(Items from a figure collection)
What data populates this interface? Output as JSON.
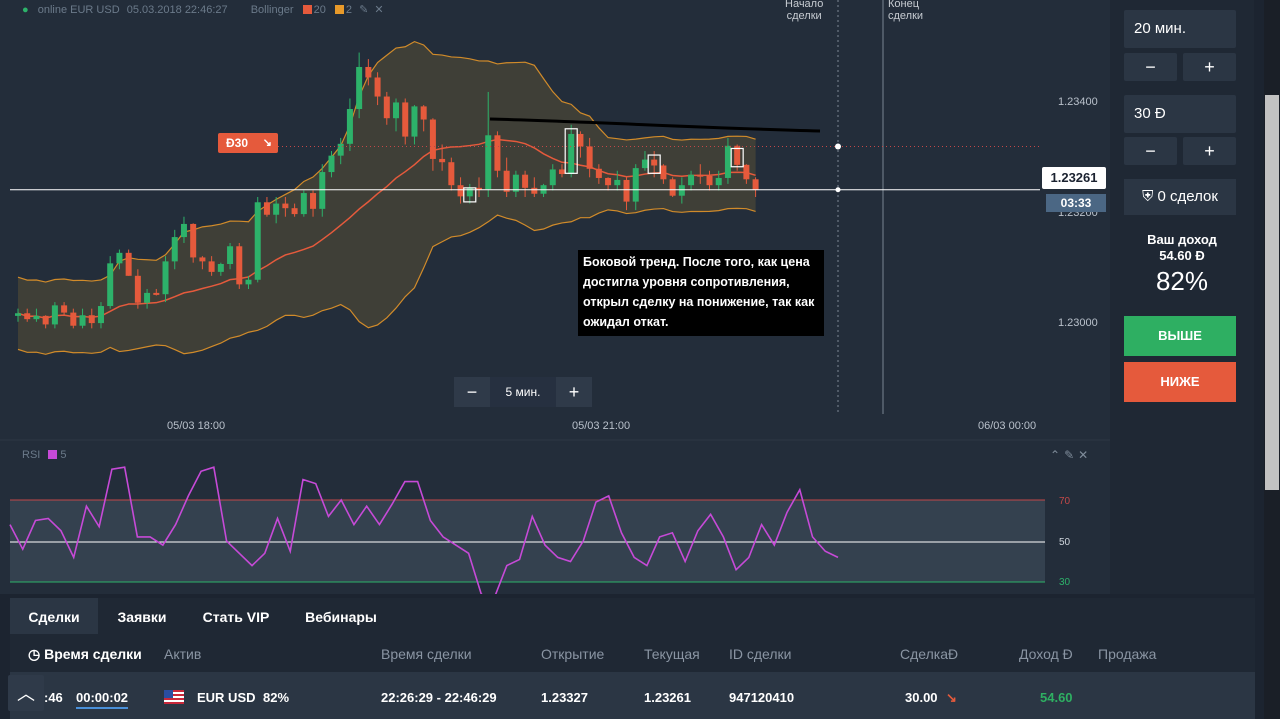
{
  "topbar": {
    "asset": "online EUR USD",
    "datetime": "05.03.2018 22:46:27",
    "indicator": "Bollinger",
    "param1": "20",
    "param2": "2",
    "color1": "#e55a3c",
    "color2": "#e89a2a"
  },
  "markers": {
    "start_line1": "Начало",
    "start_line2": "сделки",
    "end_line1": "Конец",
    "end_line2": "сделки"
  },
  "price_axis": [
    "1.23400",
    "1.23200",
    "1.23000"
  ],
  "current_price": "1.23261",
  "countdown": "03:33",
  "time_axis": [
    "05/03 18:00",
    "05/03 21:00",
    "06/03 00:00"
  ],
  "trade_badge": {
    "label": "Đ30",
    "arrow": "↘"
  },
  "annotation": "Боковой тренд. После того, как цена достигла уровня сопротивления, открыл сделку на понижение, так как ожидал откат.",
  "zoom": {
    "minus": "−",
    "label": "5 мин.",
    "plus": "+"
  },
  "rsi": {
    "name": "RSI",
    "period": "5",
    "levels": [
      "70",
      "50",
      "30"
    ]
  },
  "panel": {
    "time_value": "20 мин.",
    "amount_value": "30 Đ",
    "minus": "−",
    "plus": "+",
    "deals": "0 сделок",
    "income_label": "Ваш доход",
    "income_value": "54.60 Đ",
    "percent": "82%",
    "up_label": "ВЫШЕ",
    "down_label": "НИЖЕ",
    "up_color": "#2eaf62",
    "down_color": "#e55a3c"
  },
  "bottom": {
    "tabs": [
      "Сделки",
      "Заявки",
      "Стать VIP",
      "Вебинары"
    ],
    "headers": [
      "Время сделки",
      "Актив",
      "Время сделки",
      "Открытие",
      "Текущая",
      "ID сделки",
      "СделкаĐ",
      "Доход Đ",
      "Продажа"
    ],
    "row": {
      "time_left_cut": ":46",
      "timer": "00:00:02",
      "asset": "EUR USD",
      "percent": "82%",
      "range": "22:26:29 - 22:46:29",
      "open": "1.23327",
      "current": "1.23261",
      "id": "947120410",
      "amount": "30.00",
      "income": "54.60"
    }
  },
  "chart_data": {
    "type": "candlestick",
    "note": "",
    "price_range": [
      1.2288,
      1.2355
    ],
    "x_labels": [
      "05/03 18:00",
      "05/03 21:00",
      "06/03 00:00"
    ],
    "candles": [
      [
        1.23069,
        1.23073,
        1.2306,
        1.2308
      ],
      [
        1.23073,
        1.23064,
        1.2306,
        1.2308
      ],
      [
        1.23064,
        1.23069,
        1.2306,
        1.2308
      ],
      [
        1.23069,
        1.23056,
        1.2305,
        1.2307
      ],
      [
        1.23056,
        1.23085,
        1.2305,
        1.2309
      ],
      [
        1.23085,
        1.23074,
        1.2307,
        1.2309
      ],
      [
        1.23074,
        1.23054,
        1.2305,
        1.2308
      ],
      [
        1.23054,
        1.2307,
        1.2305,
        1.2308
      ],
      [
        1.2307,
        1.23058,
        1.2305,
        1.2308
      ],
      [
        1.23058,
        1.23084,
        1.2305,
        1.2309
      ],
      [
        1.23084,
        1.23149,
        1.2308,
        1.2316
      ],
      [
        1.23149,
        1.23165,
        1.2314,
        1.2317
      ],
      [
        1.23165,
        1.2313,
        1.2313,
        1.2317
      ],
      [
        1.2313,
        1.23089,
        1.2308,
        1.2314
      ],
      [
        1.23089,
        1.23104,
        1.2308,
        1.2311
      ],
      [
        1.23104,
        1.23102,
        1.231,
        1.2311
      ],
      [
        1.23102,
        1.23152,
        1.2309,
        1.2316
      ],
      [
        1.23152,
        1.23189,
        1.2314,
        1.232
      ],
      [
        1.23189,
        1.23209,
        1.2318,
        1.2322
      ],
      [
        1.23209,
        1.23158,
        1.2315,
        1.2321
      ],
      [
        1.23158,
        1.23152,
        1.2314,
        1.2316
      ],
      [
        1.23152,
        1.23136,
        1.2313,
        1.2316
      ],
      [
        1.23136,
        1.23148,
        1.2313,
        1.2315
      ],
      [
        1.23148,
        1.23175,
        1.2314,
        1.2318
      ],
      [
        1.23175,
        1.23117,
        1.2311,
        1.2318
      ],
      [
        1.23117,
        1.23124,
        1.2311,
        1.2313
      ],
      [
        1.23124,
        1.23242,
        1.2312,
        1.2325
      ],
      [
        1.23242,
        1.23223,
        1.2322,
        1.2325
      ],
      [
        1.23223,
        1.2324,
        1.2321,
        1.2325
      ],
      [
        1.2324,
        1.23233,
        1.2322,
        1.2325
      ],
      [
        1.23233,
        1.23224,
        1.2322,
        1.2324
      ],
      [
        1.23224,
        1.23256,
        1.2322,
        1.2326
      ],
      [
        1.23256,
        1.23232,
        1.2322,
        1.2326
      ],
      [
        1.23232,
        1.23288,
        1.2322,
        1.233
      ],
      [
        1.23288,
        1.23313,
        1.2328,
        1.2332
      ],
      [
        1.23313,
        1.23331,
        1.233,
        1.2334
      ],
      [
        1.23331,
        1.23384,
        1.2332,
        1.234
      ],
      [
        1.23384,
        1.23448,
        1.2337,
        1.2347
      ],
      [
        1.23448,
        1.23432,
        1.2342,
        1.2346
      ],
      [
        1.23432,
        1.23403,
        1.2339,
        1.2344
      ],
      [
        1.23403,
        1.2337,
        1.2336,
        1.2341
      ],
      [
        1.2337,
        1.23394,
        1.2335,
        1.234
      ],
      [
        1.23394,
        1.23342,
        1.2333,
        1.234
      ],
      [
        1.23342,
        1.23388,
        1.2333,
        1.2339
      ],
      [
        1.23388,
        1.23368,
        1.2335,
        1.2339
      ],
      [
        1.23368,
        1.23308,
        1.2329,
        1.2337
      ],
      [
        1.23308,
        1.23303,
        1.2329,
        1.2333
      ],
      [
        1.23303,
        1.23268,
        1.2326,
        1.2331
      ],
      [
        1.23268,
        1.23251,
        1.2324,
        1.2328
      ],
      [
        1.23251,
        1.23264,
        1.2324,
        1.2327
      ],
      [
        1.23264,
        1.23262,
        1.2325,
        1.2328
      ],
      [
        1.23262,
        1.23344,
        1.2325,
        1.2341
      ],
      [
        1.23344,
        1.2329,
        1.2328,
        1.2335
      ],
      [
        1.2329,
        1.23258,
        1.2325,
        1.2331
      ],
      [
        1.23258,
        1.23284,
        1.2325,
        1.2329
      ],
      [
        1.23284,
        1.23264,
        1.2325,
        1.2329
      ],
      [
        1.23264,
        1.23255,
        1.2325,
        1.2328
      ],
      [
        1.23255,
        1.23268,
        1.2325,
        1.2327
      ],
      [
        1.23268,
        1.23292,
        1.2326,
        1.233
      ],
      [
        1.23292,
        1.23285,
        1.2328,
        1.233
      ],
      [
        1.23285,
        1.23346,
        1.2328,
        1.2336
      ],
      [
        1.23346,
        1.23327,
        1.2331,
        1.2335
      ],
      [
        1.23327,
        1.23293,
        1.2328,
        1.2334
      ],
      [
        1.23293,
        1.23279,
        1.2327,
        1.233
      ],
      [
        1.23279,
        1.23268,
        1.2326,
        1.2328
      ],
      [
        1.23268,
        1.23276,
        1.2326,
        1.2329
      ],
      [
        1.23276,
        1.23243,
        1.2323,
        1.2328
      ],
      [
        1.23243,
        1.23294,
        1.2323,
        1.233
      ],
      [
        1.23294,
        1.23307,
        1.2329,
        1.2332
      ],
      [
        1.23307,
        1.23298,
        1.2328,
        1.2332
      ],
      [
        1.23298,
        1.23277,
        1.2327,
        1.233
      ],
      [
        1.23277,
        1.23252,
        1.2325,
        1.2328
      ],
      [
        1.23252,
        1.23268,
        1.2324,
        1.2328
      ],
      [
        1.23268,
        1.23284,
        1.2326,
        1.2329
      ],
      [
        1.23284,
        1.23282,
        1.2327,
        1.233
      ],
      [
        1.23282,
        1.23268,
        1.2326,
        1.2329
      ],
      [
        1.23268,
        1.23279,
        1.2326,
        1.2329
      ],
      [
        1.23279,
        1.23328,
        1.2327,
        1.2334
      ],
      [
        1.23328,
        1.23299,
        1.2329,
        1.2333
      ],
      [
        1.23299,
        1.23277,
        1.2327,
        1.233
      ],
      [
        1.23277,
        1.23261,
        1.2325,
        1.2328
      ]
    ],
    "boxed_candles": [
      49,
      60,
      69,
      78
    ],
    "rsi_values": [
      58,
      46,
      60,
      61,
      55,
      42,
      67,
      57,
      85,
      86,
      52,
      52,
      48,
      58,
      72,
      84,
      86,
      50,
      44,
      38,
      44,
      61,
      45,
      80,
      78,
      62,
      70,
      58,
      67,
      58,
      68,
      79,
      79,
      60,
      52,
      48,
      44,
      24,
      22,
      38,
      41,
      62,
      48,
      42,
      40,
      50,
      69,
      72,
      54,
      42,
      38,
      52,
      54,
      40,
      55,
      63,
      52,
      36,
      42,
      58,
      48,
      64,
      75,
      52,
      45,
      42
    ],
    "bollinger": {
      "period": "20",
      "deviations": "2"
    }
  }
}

==

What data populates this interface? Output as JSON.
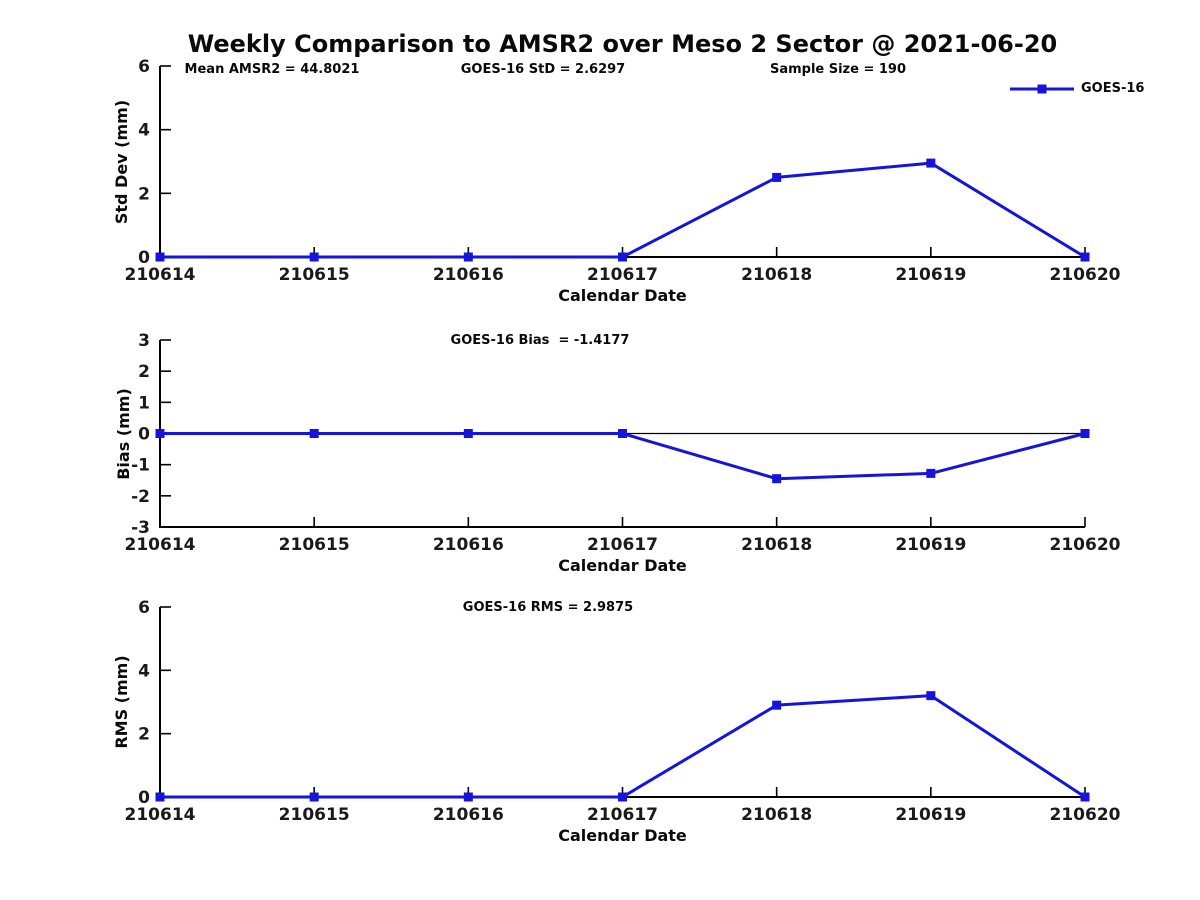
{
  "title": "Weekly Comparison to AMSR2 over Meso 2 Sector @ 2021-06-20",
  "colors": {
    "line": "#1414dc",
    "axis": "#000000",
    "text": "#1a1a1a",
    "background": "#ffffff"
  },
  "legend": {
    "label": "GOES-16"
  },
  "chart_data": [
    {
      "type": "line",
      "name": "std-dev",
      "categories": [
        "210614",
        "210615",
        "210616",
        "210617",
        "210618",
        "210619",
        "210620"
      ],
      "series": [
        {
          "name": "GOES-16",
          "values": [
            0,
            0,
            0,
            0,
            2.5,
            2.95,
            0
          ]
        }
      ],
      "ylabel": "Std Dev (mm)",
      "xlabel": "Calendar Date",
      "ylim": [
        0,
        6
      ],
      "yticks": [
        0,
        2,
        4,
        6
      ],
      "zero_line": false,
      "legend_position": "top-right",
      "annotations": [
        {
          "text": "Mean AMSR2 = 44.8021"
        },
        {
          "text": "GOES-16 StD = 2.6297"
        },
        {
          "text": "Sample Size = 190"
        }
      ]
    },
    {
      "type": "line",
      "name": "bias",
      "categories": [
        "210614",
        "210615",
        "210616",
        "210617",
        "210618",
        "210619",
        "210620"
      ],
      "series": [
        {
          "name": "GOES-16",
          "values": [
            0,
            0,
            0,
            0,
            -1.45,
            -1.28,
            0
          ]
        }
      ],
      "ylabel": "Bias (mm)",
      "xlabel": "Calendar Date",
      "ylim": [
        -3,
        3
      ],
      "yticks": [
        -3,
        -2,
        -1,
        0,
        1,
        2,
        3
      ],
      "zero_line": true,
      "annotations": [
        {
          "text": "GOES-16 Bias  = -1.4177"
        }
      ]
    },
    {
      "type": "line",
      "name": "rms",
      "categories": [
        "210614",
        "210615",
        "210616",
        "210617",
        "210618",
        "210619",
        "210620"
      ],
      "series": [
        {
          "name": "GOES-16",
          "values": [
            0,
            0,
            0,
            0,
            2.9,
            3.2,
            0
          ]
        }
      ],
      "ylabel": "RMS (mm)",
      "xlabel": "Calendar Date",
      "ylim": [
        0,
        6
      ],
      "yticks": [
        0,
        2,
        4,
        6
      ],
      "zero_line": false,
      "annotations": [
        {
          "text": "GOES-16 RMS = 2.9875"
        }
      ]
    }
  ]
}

:: EXERCISE DESCRIPTION ::
Write out every line of the entries that holds the word "ylabel".

:: WRITTEN SOLUTION ::
      "ylabel": "Std Dev (mm)",
      "ylabel": "Bias (mm)",
      "ylabel": "RMS (mm)",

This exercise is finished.